• _Set problem_
Search the material for the string "Figure", then return every line where it is found.
───── Raw records
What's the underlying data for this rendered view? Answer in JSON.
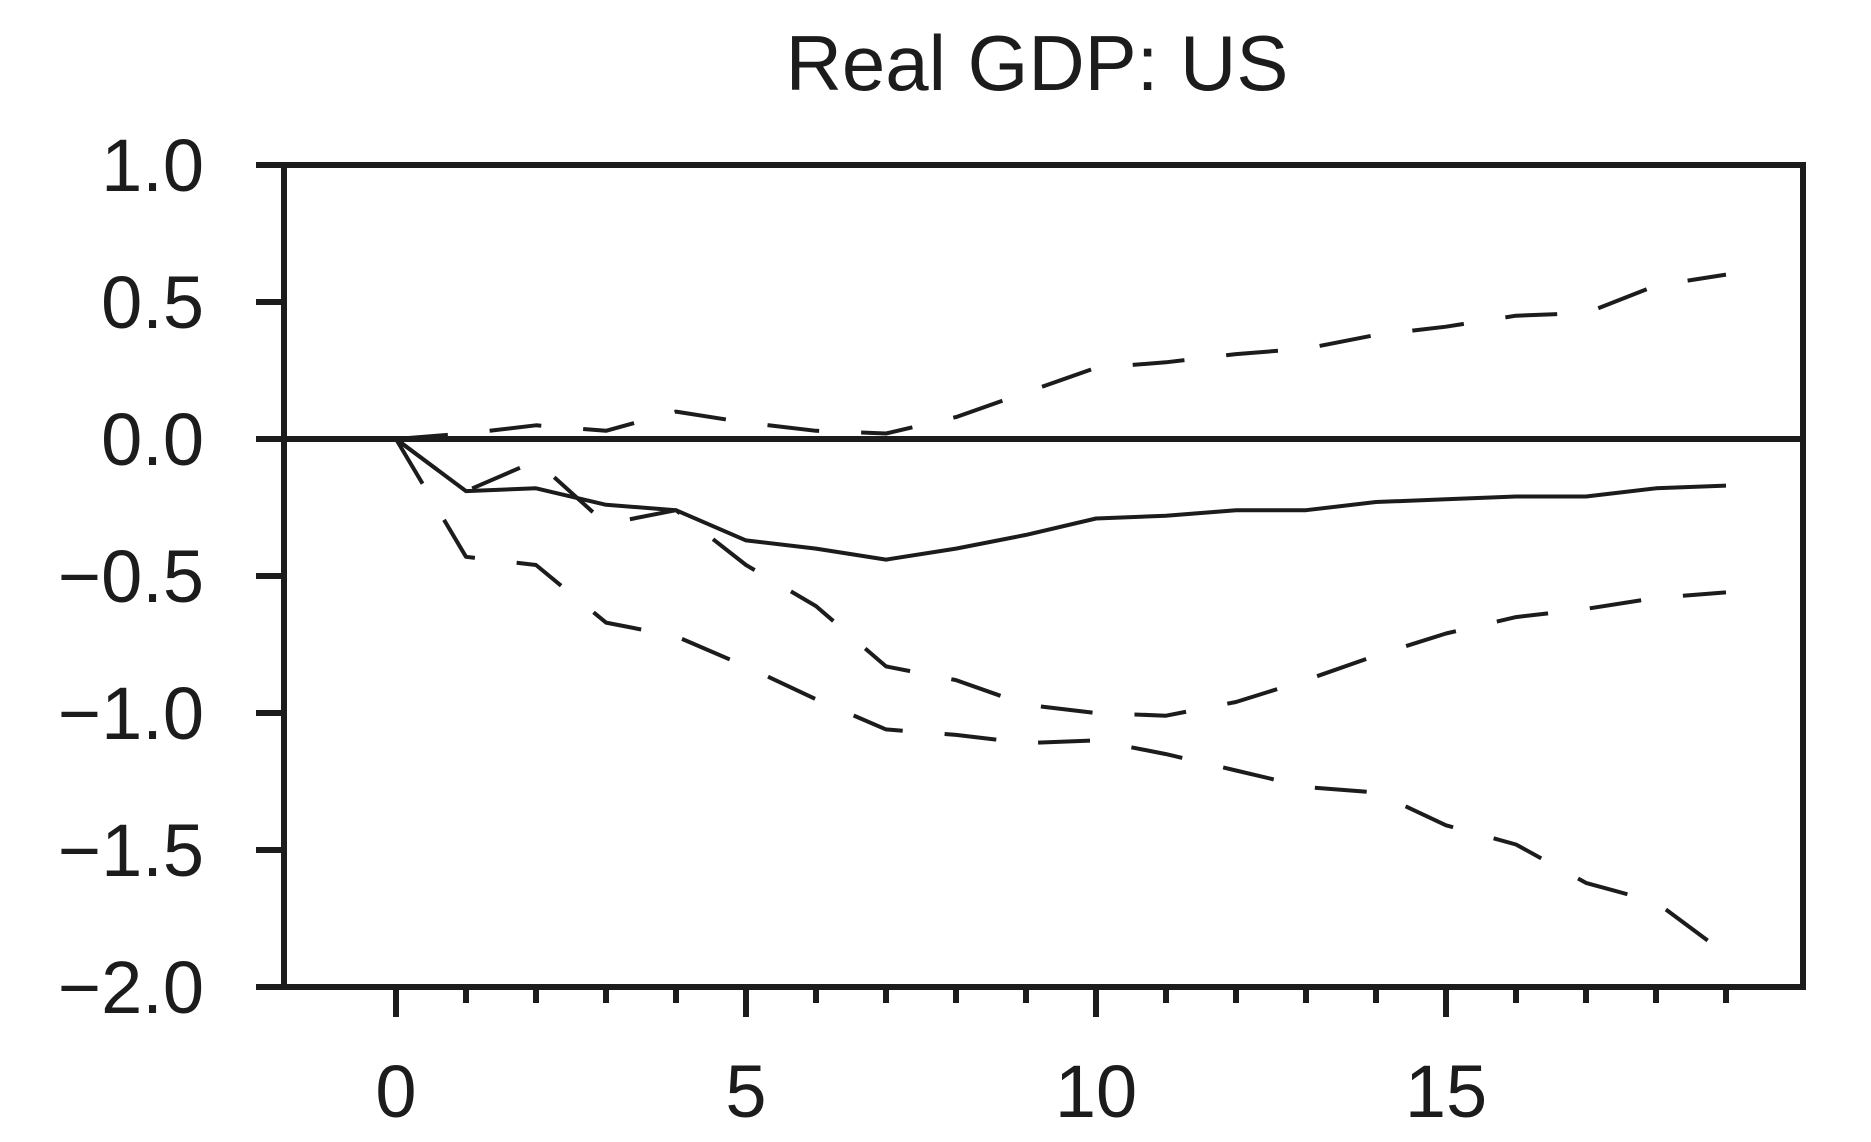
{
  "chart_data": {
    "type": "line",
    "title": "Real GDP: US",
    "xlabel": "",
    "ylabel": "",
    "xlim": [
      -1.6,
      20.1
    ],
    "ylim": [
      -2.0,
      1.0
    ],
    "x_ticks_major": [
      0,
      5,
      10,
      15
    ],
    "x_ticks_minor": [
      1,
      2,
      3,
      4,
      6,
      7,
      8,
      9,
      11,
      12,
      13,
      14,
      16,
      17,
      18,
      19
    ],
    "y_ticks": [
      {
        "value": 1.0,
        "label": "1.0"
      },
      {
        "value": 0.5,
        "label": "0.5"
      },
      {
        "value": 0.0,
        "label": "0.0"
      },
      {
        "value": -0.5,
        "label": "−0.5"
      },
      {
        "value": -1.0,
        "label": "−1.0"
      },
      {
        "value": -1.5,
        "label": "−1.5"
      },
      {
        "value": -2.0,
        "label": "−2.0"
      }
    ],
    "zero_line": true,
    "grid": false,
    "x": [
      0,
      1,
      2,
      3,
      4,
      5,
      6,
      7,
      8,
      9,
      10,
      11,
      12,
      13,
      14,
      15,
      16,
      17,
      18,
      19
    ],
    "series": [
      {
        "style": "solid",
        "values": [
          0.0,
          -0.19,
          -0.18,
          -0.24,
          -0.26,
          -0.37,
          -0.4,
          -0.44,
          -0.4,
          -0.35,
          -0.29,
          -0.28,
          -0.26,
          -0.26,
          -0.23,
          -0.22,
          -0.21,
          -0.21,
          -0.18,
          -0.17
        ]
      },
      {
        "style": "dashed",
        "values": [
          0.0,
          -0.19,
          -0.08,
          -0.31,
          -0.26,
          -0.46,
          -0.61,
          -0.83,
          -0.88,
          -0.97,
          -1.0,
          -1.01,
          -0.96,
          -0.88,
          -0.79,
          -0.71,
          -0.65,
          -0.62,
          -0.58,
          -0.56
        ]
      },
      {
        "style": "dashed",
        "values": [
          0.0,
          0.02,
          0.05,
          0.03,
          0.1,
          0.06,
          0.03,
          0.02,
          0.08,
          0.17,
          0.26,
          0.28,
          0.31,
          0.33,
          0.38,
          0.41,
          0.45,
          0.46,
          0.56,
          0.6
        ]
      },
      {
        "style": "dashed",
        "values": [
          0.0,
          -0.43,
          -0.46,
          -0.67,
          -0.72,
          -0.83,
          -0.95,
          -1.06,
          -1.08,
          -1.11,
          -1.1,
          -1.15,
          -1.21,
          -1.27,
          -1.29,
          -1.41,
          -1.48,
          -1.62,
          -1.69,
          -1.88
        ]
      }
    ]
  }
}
──────────
───── Raw records
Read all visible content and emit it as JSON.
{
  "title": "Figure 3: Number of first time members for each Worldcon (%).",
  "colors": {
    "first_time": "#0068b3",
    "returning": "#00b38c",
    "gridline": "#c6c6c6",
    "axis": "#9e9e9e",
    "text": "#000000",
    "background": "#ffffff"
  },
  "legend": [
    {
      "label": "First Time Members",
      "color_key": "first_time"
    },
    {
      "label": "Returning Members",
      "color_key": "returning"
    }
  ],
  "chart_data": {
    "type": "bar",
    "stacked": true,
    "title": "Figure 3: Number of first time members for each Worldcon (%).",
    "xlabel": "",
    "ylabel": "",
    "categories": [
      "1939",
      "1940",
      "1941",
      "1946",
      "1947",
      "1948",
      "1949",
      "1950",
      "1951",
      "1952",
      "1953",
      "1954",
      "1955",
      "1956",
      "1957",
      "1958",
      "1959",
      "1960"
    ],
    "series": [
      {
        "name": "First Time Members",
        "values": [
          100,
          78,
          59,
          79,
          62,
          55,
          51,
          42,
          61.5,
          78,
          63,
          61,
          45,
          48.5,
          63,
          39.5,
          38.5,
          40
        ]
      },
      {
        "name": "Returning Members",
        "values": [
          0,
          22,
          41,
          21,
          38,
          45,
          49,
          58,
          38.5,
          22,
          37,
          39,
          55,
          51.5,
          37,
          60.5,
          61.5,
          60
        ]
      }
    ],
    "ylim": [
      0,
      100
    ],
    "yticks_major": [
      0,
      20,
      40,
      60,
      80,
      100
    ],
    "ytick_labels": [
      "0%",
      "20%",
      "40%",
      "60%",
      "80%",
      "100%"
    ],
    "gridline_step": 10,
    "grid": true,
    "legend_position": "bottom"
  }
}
──────────
• _Task result_
  "title": "Figure 3: Number of first time members for each Worldcon (%).",
    "title": "Figure 3: Number of first time members for each Worldcon (%).",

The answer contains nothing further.